THE PROBLEM> From the entries below, count the lines with "video". Write only the count.

DATA LINES>
──────────

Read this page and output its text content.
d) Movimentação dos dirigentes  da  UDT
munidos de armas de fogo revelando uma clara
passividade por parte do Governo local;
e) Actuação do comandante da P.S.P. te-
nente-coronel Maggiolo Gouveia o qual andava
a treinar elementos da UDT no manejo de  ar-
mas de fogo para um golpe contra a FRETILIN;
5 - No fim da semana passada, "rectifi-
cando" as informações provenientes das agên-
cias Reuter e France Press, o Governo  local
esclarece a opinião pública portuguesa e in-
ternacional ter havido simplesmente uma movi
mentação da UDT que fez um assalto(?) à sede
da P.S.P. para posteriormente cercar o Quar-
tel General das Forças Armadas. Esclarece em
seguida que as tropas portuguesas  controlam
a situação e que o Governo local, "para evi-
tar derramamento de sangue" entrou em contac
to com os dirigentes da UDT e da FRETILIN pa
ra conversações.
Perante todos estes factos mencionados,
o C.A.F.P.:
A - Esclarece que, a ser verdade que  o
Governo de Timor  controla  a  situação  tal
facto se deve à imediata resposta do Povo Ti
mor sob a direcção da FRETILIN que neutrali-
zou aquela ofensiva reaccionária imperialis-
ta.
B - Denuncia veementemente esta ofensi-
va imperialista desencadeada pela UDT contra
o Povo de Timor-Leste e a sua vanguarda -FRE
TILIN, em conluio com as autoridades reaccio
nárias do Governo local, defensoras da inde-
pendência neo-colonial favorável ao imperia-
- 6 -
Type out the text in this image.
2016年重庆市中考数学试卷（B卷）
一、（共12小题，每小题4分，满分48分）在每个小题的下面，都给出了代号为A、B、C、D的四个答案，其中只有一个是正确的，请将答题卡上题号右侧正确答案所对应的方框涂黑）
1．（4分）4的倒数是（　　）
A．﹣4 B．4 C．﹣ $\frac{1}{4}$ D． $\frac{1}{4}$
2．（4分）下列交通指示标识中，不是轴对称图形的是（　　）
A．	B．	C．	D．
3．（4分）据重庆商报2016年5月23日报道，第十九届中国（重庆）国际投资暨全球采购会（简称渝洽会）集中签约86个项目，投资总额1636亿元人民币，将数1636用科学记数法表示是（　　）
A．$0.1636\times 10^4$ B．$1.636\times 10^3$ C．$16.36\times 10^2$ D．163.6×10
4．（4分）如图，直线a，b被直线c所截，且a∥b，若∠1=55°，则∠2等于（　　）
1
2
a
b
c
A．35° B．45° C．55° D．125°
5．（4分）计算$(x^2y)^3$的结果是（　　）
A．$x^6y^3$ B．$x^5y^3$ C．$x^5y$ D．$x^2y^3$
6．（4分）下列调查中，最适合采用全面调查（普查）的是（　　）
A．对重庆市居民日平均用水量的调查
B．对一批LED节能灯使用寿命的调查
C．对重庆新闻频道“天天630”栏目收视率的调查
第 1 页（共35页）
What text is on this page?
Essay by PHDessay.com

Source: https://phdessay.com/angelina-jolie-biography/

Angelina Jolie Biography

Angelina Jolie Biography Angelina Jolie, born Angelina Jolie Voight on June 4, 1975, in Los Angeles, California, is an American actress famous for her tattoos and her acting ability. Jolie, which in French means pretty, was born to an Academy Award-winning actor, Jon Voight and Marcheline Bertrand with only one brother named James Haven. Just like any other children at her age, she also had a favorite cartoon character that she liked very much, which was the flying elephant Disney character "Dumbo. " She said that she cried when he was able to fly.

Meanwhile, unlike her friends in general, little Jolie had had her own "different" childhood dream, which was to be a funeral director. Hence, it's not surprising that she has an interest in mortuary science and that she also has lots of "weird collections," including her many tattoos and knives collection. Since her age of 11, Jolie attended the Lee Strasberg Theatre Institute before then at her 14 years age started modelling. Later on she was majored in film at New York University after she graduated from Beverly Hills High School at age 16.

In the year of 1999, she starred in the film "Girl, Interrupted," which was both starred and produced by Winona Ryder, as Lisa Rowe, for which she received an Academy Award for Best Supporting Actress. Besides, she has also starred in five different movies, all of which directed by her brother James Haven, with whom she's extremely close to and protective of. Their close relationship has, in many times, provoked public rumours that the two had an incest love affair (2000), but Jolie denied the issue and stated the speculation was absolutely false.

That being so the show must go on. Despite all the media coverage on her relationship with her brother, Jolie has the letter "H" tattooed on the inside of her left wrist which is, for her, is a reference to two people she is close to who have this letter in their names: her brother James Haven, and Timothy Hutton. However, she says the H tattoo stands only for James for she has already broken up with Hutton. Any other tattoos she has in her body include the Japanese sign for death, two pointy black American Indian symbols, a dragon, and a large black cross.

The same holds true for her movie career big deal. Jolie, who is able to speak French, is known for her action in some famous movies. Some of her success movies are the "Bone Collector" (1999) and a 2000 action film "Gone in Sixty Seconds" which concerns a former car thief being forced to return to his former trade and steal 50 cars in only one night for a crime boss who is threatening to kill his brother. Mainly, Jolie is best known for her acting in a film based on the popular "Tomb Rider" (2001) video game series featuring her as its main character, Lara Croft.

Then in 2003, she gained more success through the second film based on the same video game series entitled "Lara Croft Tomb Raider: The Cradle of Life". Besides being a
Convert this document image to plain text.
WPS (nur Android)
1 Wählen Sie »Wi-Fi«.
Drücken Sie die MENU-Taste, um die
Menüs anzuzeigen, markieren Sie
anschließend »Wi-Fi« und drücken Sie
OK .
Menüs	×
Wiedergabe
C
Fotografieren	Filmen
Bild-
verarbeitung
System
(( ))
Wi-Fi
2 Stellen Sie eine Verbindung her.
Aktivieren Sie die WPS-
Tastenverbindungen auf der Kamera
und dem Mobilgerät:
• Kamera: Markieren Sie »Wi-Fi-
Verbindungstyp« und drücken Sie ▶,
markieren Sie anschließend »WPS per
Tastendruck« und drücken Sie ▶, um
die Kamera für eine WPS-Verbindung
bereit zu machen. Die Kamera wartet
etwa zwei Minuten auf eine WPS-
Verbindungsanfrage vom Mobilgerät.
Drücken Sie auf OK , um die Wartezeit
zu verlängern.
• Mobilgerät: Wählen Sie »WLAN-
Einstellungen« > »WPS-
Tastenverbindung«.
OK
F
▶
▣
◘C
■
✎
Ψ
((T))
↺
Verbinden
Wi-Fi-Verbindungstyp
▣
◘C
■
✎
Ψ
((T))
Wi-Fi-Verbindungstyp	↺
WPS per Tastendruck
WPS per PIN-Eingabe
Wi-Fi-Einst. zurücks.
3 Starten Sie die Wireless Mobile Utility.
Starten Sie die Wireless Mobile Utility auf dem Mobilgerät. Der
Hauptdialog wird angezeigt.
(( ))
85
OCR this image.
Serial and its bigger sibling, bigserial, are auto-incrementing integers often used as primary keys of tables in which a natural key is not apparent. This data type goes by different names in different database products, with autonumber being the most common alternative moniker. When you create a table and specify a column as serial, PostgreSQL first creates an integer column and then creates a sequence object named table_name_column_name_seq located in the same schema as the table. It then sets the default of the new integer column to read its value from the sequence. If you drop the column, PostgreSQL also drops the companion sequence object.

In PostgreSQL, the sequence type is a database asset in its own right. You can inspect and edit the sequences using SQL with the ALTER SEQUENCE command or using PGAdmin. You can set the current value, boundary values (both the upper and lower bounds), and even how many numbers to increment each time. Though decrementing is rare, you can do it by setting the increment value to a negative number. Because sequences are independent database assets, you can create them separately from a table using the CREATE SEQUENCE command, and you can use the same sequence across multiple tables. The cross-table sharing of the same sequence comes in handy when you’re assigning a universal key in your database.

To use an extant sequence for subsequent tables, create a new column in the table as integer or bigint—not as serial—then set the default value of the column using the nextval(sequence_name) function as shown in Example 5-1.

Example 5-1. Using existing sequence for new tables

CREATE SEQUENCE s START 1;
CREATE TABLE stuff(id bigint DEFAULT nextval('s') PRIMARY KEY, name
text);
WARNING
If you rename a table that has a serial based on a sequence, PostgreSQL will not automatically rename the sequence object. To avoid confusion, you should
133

──────────

ANSWER IN FULL> 2